| Stored entries |
* START *

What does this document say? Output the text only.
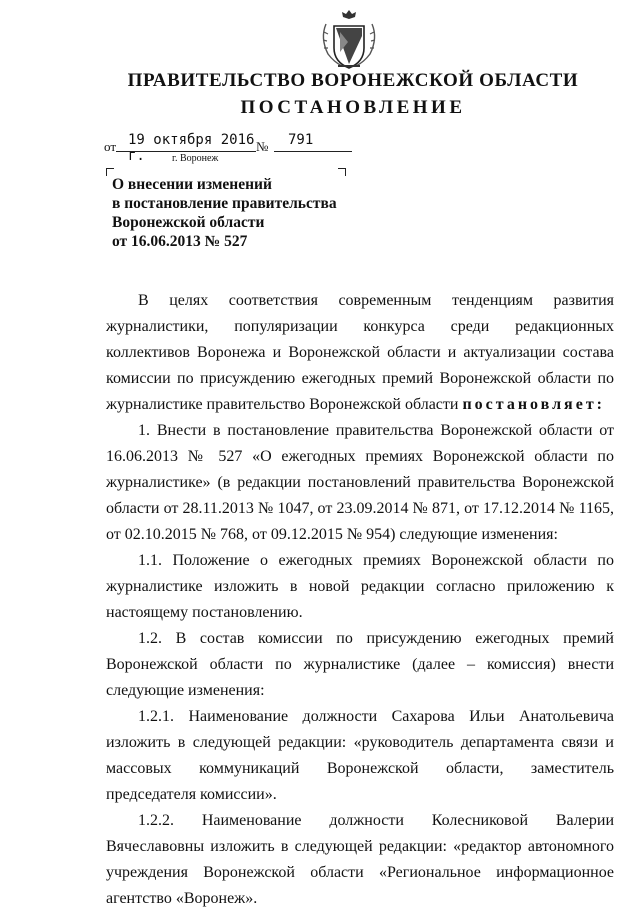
ПРАВИТЕЛЬСТВО ВОРОНЕЖСКОЙ ОБЛАСТИ
ПОСТАНОВЛЕНИЕ
от 19 октября 2016 г.
№	791
г. Воронеж
О внесении изменений
в постановление правительства
Воронежской области
от 16.06.2013 № 527

В целях соответствия современным тенденциям развития журналистики, популяризации конкурса среди редакционных коллективов Воронежа и Воронежской области и актуализации состава комиссии по присуждению ежегодных премий Воронежской области по журналистике правительство Воронежской области постановляет:

1. Внести в постановление правительства Воронежской области от 16.06.2013 № 527 «О ежегодных премиях Воронежской области по журналистике» (в редакции постановлений правительства Воронежской области от 28.11.2013 № 1047, от 23.09.2014 № 871, от 17.12.2014 № 1165, от 02.10.2015 № 768, от 09.12.2015 № 954) следующие изменения:

1.1. Положение о ежегодных премиях Воронежской области по журналистике изложить в новой редакции согласно приложению к настоящему постановлению.

1.2. В состав комиссии по присуждению ежегодных премий Воронежской области по журналистике (далее – комиссия) внести следующие изменения:

1.2.1. Наименование должности Сахарова Ильи Анатольевича изложить в следующей редакции: «руководитель департамента связи и массовых коммуникаций Воронежской области, заместитель председателя комиссии».

1.2.2. Наименование должности Колесниковой Валерии Вячеславовны изложить в следующей редакции: «редактор автономного учреждения Воронежской области «Региональное информационное агентство «Воронеж».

* END *

| What is asked |
Copy all lines from the material that include "правительства".

| Exercise solution |
в постановление правительства
1. Внести в постановление правительства Воронежской области от 16.06.2013 № 527 «О ежегодных премиях Воронежской области по журналистике» (в редакции постановлений правительства Воронежской области от 28.11.2013 № 1047, от 23.09.2014 № 871, от 17.12.2014 № 1165, от 02.10.2015 № 768, от 09.12.2015 № 954) следующие изменения:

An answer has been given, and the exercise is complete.